• **Exercise directions**:
Please copy the data from its first line through the line containing "close-icon[interactable]: ×: [174, 64, 186, 80]", swapping "color-swatch" for "palette-swatch" and leaving all else unchanged; return only those lines.

• **Rows**:
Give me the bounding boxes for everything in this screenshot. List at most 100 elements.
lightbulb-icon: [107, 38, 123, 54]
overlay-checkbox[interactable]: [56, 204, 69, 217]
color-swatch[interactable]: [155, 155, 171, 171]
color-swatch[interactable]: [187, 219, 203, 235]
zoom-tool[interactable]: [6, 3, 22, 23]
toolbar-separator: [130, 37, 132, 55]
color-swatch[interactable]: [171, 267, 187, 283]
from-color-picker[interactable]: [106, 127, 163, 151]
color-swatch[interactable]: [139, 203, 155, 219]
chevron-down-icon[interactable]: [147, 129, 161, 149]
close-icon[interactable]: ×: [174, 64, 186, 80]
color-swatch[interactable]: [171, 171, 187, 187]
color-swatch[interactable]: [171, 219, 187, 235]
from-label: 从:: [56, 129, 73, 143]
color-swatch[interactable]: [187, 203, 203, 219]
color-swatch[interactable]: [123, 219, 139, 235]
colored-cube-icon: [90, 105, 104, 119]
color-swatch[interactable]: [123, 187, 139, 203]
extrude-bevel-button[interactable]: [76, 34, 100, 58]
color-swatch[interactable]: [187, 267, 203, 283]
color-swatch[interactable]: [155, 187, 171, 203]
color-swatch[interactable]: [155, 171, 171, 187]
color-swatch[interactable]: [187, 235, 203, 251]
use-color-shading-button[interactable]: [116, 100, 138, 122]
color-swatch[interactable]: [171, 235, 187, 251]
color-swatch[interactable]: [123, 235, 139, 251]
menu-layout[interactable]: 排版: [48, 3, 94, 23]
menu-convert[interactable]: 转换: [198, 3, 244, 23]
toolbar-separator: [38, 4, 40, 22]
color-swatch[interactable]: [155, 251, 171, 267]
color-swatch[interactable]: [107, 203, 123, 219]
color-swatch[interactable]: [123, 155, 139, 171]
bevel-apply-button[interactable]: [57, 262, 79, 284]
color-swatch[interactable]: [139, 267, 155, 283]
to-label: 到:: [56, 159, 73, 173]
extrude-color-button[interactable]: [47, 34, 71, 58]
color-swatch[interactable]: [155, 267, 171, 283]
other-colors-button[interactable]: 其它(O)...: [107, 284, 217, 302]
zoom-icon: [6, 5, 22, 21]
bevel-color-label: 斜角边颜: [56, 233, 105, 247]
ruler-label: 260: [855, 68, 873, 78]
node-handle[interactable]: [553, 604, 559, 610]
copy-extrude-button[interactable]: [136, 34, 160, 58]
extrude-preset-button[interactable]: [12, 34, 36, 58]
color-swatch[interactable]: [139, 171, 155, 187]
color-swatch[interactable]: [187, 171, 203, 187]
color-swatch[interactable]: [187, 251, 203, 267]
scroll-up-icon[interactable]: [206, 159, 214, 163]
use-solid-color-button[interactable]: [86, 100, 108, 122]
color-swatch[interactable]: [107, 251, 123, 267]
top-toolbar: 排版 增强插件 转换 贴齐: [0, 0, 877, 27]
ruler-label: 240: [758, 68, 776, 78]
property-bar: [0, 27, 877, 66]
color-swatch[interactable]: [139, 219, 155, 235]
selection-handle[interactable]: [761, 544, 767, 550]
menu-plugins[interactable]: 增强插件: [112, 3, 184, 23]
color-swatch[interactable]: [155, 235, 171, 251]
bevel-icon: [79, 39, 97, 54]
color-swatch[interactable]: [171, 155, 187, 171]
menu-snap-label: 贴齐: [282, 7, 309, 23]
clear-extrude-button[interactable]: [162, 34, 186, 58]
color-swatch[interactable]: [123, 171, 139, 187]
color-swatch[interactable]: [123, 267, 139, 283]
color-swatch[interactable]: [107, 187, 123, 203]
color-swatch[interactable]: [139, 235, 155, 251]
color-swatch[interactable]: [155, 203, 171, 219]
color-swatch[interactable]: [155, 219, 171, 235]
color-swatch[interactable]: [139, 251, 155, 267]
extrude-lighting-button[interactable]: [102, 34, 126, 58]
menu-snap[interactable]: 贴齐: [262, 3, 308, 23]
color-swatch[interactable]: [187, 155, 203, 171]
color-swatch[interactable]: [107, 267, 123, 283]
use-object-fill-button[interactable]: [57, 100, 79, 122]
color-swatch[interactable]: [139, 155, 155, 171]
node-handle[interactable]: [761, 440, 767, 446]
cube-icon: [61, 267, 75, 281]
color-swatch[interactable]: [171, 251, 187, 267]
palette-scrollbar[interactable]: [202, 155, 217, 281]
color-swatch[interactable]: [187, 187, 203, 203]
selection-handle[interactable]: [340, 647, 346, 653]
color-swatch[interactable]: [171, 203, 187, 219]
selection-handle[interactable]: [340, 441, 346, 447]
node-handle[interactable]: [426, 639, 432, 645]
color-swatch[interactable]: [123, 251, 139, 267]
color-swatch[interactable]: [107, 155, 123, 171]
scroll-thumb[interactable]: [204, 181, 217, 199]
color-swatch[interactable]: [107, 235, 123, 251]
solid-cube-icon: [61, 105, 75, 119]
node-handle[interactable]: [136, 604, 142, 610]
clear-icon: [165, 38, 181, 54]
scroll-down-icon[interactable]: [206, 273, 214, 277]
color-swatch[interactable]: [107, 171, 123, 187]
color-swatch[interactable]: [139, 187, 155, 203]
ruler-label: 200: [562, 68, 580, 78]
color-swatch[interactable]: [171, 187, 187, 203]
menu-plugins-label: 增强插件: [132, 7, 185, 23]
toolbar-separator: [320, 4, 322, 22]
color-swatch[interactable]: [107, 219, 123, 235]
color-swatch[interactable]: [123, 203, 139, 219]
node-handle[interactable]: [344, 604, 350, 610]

• **Task output**:
Give me the bounding boxes for everything in this screenshot. List at most 100 elements.
lightbulb-icon: [107, 38, 123, 54]
overlay-checkbox[interactable]: [56, 204, 69, 217]
palette-swatch[interactable]: [155, 155, 171, 171]
palette-swatch[interactable]: [187, 219, 203, 235]
zoom-tool[interactable]: [6, 3, 22, 23]
toolbar-separator: [130, 37, 132, 55]
palette-swatch[interactable]: [171, 267, 187, 283]
from-color-picker[interactable]: [106, 127, 163, 151]
palette-swatch[interactable]: [139, 203, 155, 219]
chevron-down-icon[interactable]: [147, 129, 161, 149]
close-icon[interactable]: ×: [174, 64, 186, 80]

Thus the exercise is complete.